■ THE TASK ■
Only a number is expected: how many lines in the data below contain the word "name".
— BEGIN RECORDS TO USE —
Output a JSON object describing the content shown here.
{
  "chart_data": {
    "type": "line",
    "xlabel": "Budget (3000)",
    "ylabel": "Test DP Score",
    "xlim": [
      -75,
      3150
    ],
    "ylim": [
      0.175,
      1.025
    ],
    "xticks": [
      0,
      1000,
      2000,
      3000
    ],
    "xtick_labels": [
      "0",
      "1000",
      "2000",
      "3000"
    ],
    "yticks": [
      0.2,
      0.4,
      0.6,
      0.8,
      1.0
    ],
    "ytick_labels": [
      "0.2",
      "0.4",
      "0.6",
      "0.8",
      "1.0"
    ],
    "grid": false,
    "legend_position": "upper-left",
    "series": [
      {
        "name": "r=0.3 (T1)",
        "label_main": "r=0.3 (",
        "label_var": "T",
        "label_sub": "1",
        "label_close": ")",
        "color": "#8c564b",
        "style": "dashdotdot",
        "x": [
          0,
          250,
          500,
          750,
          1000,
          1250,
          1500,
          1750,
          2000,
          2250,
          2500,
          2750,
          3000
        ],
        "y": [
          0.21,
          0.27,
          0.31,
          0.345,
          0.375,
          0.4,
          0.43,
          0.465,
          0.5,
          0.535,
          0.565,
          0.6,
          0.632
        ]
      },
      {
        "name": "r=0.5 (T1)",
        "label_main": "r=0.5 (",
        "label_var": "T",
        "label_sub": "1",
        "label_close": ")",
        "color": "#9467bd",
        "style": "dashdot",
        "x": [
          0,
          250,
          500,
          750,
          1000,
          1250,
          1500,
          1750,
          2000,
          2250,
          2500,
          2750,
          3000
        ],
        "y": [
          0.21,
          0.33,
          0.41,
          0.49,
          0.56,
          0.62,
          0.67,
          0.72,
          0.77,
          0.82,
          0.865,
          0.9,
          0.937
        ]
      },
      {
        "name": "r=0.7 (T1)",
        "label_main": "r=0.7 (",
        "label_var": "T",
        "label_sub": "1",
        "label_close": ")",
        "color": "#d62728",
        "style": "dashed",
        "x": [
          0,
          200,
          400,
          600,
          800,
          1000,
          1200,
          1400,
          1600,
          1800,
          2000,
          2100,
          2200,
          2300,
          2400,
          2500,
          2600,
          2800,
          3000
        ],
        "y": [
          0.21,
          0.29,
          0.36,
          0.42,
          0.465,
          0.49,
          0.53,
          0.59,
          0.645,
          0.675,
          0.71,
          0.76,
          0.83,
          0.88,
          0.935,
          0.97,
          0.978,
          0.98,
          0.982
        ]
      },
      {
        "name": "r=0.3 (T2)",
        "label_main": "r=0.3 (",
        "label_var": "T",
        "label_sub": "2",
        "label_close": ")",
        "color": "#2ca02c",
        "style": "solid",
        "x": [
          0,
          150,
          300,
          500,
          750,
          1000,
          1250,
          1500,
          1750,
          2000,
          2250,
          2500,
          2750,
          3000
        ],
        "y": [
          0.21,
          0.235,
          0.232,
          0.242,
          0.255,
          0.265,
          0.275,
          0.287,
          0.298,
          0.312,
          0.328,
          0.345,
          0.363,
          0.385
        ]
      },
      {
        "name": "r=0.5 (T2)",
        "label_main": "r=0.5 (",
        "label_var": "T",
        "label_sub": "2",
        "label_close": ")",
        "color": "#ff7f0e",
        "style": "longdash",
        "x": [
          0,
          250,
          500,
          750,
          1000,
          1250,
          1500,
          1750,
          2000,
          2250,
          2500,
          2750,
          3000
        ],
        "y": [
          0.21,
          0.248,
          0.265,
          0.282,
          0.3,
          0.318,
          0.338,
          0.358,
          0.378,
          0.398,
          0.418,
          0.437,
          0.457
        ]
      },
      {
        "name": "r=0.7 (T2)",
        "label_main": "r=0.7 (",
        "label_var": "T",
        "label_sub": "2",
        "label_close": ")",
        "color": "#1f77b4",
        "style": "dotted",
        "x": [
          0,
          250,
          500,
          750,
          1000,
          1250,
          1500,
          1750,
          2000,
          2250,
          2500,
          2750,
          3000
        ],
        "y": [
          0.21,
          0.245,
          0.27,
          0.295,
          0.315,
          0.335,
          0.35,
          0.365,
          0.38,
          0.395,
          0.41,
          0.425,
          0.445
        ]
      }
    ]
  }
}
— END RECORDS TO USE —
■ ANSWER TO THE EXERCISE ■
6